• **EXERCISE AIM**
Please convert the lines below into a JSON list of strings, one string for each line and no entries for blank lines. Leave the pictures out of the list.

• **INPUT MATERIAL**
○ ○ ○ ○
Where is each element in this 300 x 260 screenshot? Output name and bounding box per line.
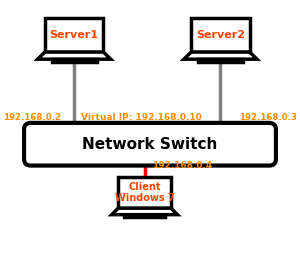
Text: Server1: Server1 xyxy=(50,30,99,40)
Text: Virtual IP: 192.168.0.10: Virtual IP: 192.168.0.10 xyxy=(82,113,202,122)
Text: 192.168.0.4: 192.168.0.4 xyxy=(152,161,213,170)
Polygon shape xyxy=(184,52,257,59)
FancyBboxPatch shape xyxy=(24,123,276,166)
Text: Server2: Server2 xyxy=(196,30,245,40)
Polygon shape xyxy=(52,59,97,62)
Polygon shape xyxy=(191,18,250,52)
Text: Network Switch: Network Switch xyxy=(82,137,218,152)
Polygon shape xyxy=(112,208,178,215)
Polygon shape xyxy=(45,18,104,52)
Polygon shape xyxy=(198,59,243,62)
Text: 192.168.0.2: 192.168.0.2 xyxy=(3,113,61,122)
Polygon shape xyxy=(38,52,111,59)
Text: 192.168.0.3: 192.168.0.3 xyxy=(239,113,297,122)
Text: Client
Windows 7: Client Windows 7 xyxy=(115,181,175,203)
Polygon shape xyxy=(124,215,165,217)
Polygon shape xyxy=(118,177,171,208)
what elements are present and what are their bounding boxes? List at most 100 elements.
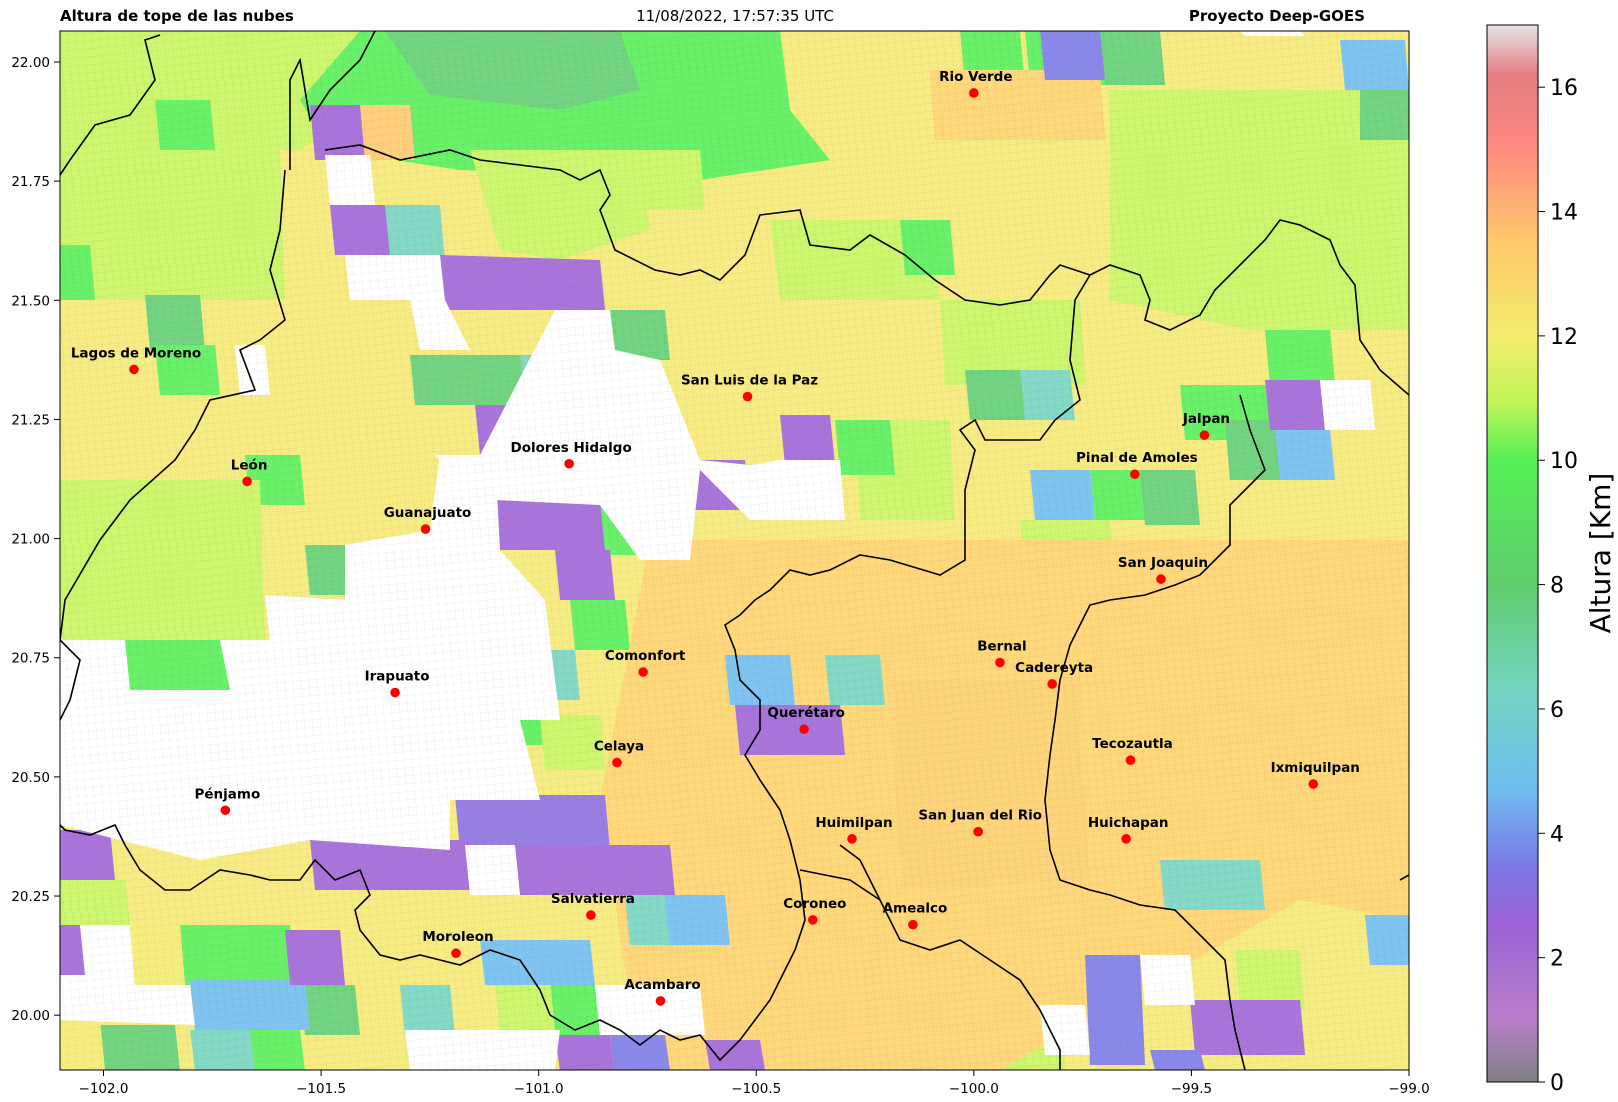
city-labels: Rio Verde Lagos de Moreno San Luis de la P… (71, 69, 1360, 993)
border-line (60, 34, 161, 176)
y-tick-label: 20.00 (11, 1008, 50, 1024)
city-marker (420, 524, 431, 534)
city-marker (808, 915, 818, 925)
transparency-overlay (60, 31, 1409, 1070)
timestamp: 11/08/2022, 17:57:35 UTC (636, 7, 834, 25)
border-line (799, 869, 1061, 1070)
city-marker (973, 826, 983, 837)
city-label: San Luis de la Paz (681, 373, 818, 389)
city-label: Jalpan (1182, 411, 1230, 427)
city-label: Salvatierra (551, 891, 635, 907)
y-tick-label: 22.00 (11, 55, 50, 71)
city-marker (799, 724, 809, 735)
colorbar-frame (1486, 24, 1539, 1083)
city-marker (1047, 679, 1057, 689)
city-label: Acambaro (624, 977, 700, 993)
colorbar-tick-label: 4 (1550, 822, 1564, 847)
city-label: Querétaro (767, 705, 845, 721)
city-marker (390, 687, 400, 698)
y-tick-label: 20.25 (11, 889, 50, 905)
city-label: Celaya (594, 739, 644, 755)
city-label: Bernal (977, 639, 1026, 655)
colorbar-tick-label: 6 (1550, 698, 1564, 723)
border-line (289, 31, 376, 170)
colorbar-ticks: 0 2 4 6 8 10 12 14 16 (1538, 76, 1578, 1096)
city-label: Tecozautla (1092, 736, 1173, 752)
colorbar-tick-label: 8 (1550, 574, 1564, 599)
y-tick-label: 21.00 (11, 532, 50, 548)
city-label: León (231, 457, 268, 473)
x-tick-label: −102.0 (79, 1081, 129, 1097)
city-label: Comonfort (605, 648, 686, 664)
state-borders (60, 31, 1409, 1070)
city-marker (612, 757, 622, 768)
map-title: Altura de tope de las nubes (60, 7, 294, 25)
city-label: Guanajuato (384, 505, 472, 521)
y-tick-label: 20.50 (11, 770, 50, 786)
city-marker (1199, 430, 1210, 440)
city-label: Pénjamo (194, 786, 260, 802)
city-marker (847, 834, 857, 844)
city-marker (995, 657, 1005, 668)
y-tick-label: 21.75 (11, 174, 50, 190)
city-marker (1130, 469, 1140, 480)
x-tick-label: −99.5 (1171, 1081, 1212, 1097)
city-label: Rio Verde (939, 69, 1012, 85)
x-tick-label: −101.0 (514, 1081, 564, 1097)
colorbar-tick-label: 0 (1550, 1071, 1564, 1096)
city-marker (655, 996, 666, 1006)
city-marker (908, 919, 918, 930)
colorbar-title: Altura [Km] (1584, 473, 1617, 634)
city-marker (1121, 834, 1131, 844)
border-line (839, 844, 881, 901)
colorbar-tick-label: 14 (1550, 201, 1578, 226)
city-marker (1156, 574, 1166, 584)
colorbar-gradient (1487, 25, 1538, 1082)
y-tick-label: 21.50 (11, 293, 50, 309)
city-marker (129, 364, 139, 375)
x-tick-label: −99.0 (1388, 1081, 1429, 1097)
colorbar-tick-label: 10 (1550, 449, 1578, 474)
city-marker (564, 458, 574, 469)
city-marker (586, 910, 596, 920)
city-label: Dolores Hidalgo (511, 440, 632, 456)
city-marker (1308, 779, 1319, 789)
x-tick-label: −100.5 (731, 1081, 781, 1097)
colorbar: 0 2 4 6 8 10 12 14 16 Altura [Km] (1486, 24, 1617, 1096)
y-tick-label: 20.75 (11, 651, 50, 667)
city-label: Irapuato (365, 669, 430, 685)
city-label: Huichapan (1088, 815, 1169, 831)
border-line (324, 144, 1409, 396)
city-label: Huimilpan (815, 815, 892, 831)
city-label: Cadereyta (1015, 660, 1093, 676)
y-axis: 20.00 20.25 20.50 20.75 21.00 21.25 21.50 21.75… (11, 55, 60, 1024)
city-label: Coroneo (783, 896, 846, 912)
border-line (60, 169, 286, 721)
plot-area (60, 31, 1409, 1070)
city-marker (1125, 755, 1136, 766)
colorbar-tick-label: 16 (1550, 76, 1578, 101)
colorbar-tick-label: 12 (1550, 325, 1578, 350)
city-label: Ixmiquilpan (1271, 760, 1360, 776)
city-marker (220, 805, 231, 816)
border-line (1399, 874, 1409, 881)
colorbar-tick-label: 2 (1550, 947, 1564, 972)
city-marker (638, 667, 648, 677)
city-label: Amealco (883, 901, 948, 917)
x-tick-label: −101.5 (296, 1081, 346, 1097)
border-line (1044, 394, 1266, 1070)
city-label: Moroleon (422, 929, 493, 945)
y-tick-label: 21.25 (11, 412, 50, 428)
city-marker (451, 948, 461, 959)
city-marker (742, 391, 753, 402)
project-name: Proyecto Deep-GOES (1188, 7, 1365, 25)
city-label: Lagos de Moreno (71, 345, 201, 361)
x-tick-label: −100.0 (949, 1081, 999, 1097)
city-label: San Joaquin (1118, 555, 1208, 571)
city-marker (969, 88, 979, 98)
border-line (60, 274, 1091, 1062)
x-axis: −102.0 −101.5 −101.0 −100.5 −100.0 −99.5 −99.0 (79, 1070, 1430, 1097)
city-markers (129, 88, 1319, 1006)
plot-frame (59, 30, 1410, 1071)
○ ○ ○ ○
• **RESULT BELOW**
[
  "Where is each element in this 300 x 260 screenshot? Output name and bounding box per line.",
  "Text: Server1: Server1 xyxy=(50,30,99,40)",
  "Text: Virtual IP: 192.168.0.10: Virtual IP: 192.168.0.10 xyxy=(82,113,202,122)",
  "Text: 192.168.0.4: 192.168.0.4 xyxy=(152,161,213,170)",
  "Polygon shape xyxy=(184,52,257,59)",
  "FancyBboxPatch shape xyxy=(24,123,276,166)",
  "Text: Server2: Server2 xyxy=(196,30,245,40)",
  "Polygon shape xyxy=(52,59,97,62)",
  "Polygon shape xyxy=(191,18,250,52)",
  "Text: Network Switch: Network Switch xyxy=(82,137,218,152)",
  "Polygon shape xyxy=(112,208,178,215)",
  "Polygon shape xyxy=(45,18,104,52)",
  "Polygon shape xyxy=(198,59,243,62)",
  "Text: 192.168.0.2: 192.168.0.2 xyxy=(3,113,61,122)",
  "Polygon shape xyxy=(38,52,111,59)",
  "Text: 192.168.0.3: 192.168.0.3 xyxy=(239,113,297,122)",
  "Text: Client",
  "Windows 7: Client Windows 7 xyxy=(115,181,175,203)",
  "Polygon shape xyxy=(124,215,165,217)",
  "Polygon shape xyxy=(118,177,171,208)",
  "what elements are present and what are their bounding boxes? List at most 100 elements.",
  "city-labels: Rio Verde Lagos de Moreno San Luis de la P… (71, 69, 1360, 993)",
  "border-line (60, 34, 161, 176)",
  "y-tick-label: 20.00 (11, 1008, 50, 1024)",
  "city-marker (420, 524, 431, 534)",
  "city-marker (808, 915, 818, 925)",
  "transparency-overlay (60, 31, 1409, 1070)",
  "timestamp: 11/08/2022, 17:57:35 UTC (636, 7, 834, 25)",
  "border-line (799, 869, 1061, 1070)",
  "city-marker (973, 826, 983, 837)",
  "city-label: San Luis de la Paz (681, 373, 818, 389)",
  "city-label: Jalpan (1182, 411, 1230, 427)",
  "city-label: Salvatierra (551, 891, 635, 907)",
  "y-tick-label: 22.00 (11, 55, 50, 71)",
  "city-marker (799, 724, 809, 735)",
  "colorbar-frame (1486, 24, 1539, 1083)",
  "city-marker (1047, 679, 1057, 689)",
  "city-label: Acambaro (624, 977, 700, 993)",
  "colorbar-tick-label: 4 (1550, 822, 1564, 847)",
  "city-label: Querétaro (767, 705, 845, 721)",
  "city-marker (390, 687, 400, 698)",
  "y-tick-label: 20.25 (11, 889, 50, 905)",
  "city-label: Celaya (594, 739, 644, 755)",
  "city-label: Bernal (977, 639, 1026, 655)",
  "colorbar-tick-label: 6 (1550, 698, 1564, 723)",
  "border-line (289, 31, 376, 170)",
  "colorbar-ticks: 0 2 4 6 8 10 12 14 16 (1538, 76, 1578, 1096)",
  "city-label: Tecozautla (1092, 736, 1173, 752)",
  "colorbar-tick-label: 8 (1550, 574, 1564, 599)",
  "y-tick-label: 21.00 (11, 532, 50, 548)",
  "city-label: León (231, 457, 268, 473)",
  "x-tick-label: −102.0 (79, 1081, 129, 1097)",
  "city-label: Comonfort (605, 648, 686, 664)",
  "state-borders (60, 31, 1409, 1070)",
  "city-marker (612, 757, 622, 768)",
  "map-title: Altura de tope de las nubes (60, 7, 294, 25)",
  "city-label: Guanajuato (384, 505, 472, 521)",
  "y-tick-label: 20.50 (11, 770, 50, 786)",
  "city-marker (1199, 430, 1210, 440)",
  "city-label: Pénjamo (194, 786, 260, 802)",
  "city-marker (847, 834, 857, 844)",
  "city-marker (995, 657, 1005, 668)",
  "y-tick-label: 21.75 (11, 174, 50, 190)",
  "city-marker (1130, 469, 1140, 480)",
  "x-tick-label: −99.5 (1171, 1081, 1212, 1097)",
  "city-label: Rio Verde (939, 69, 1012, 85)",
  "x-tick-label: −101.0 (514, 1081, 564, 1097)",
  "colorbar-tick-label: 0 (1550, 1071, 1564, 1096)",
  "city-marker (655, 996, 666, 1006)",
  "city-marker (908, 919, 918, 930)",
  "colorbar-title: Altura [Km] (1584, 473, 1617, 634)",
  "city-marker (1121, 834, 1131, 844)",
  "border-line (839, 844, 881, 901)",
  "colorbar-tick-label: 14 (1550, 201, 1578, 226)",
  "city-marker (1156, 574, 1166, 584)",
  "colorbar-gradient (1487, 25, 1538, 1082)",
  "y-tick-label: 21.50 (11, 293, 50, 309)",
  "city-marker (129, 364, 139, 375)",
  "x-tick-label: −99.0 (1388, 1081, 1429, 1097)",
  "colorbar-tick-label: 10 (1550, 449, 1578, 474)",
  "city-marker (564, 458, 574, 469)",
  "city-marker (586, 910, 596, 920)",
  "city-label: Dolores Hidalgo (511, 440, 632, 456)",
  "city-marker (1308, 779, 1319, 789)",
  "x-tick-label: −100.5 (731, 1081, 781, 1097)",
  "colorbar: 0 2 4 6 8 10 12 14 16 Altura [Km] (1486, 24, 1617, 1096)",
  "y-tick-label: 20.75 (11, 651, 50, 667)",
  "city-label: Irapuato (365, 669, 430, 685)",
  "city-label: Huichapan (1088, 815, 1169, 831)",
  "border-line (324, 144, 1409, 396)",
  "city-label: Huimilpan (815, 815, 892, 831)",
  "city-label: Cadereyta (1015, 660, 1093, 676)",
  "y-axis: 20.00 20.25 20.50 20.75 21.00 21.25 21.50 21.75… (11, 55, 60, 1024)",
  "city-label: Coroneo (783, 896, 846, 912)",
  "border-line (60, 169, 286, 721)",
  "plot-area (60, 31, 1409, 1070)",
  "city-marker (1125, 755, 1136, 766)",
  "colorbar-tick-label: 16 (1550, 76, 1578, 101)",
  "colorbar-tick-label: 12 (1550, 325, 1578, 350)",
  "city-label: Ixmiquilpan (1271, 760, 1360, 776)",
  "city-marker (220, 805, 231, 816)",
  "border-line (1399, 874, 1409, 881)",
  "colorbar-tick-label: 2 (1550, 947, 1564, 972)",
  "city-marker (638, 667, 648, 677)",
  "city-label: Amealco (883, 901, 948, 917)",
  "x-tick-label: −101.5 (296, 1081, 346, 1097)",
  "border-line (1044, 394, 1266, 1070)",
  "city-label: Moroleon (422, 929, 493, 945)",
  "y-tick-label: 21.25 (11, 412, 50, 428)",
  "city-marker (451, 948, 461, 959)",
  "city-marker (742, 391, 753, 402)",
  "project-name: Proyecto Deep-GOES (1188, 7, 1365, 25)",
  "city-label: Lagos de Moreno (71, 345, 201, 361)",
  "x-tick-label: −100.0 (949, 1081, 999, 1097)",
  "city-label: San Joaquin (1118, 555, 1208, 571)",
  "city-marker (969, 88, 979, 98)",
  "border-line (60, 274, 1091, 1062)",
  "x-axis: −102.0 −101.5 −101.0 −100.5 −100.0 −99.5 −99.0 (79, 1070, 1430, 1097)",
  "city-markers (129, 88, 1319, 1006)",
  "plot-frame (59, 30, 1410, 1071)"
]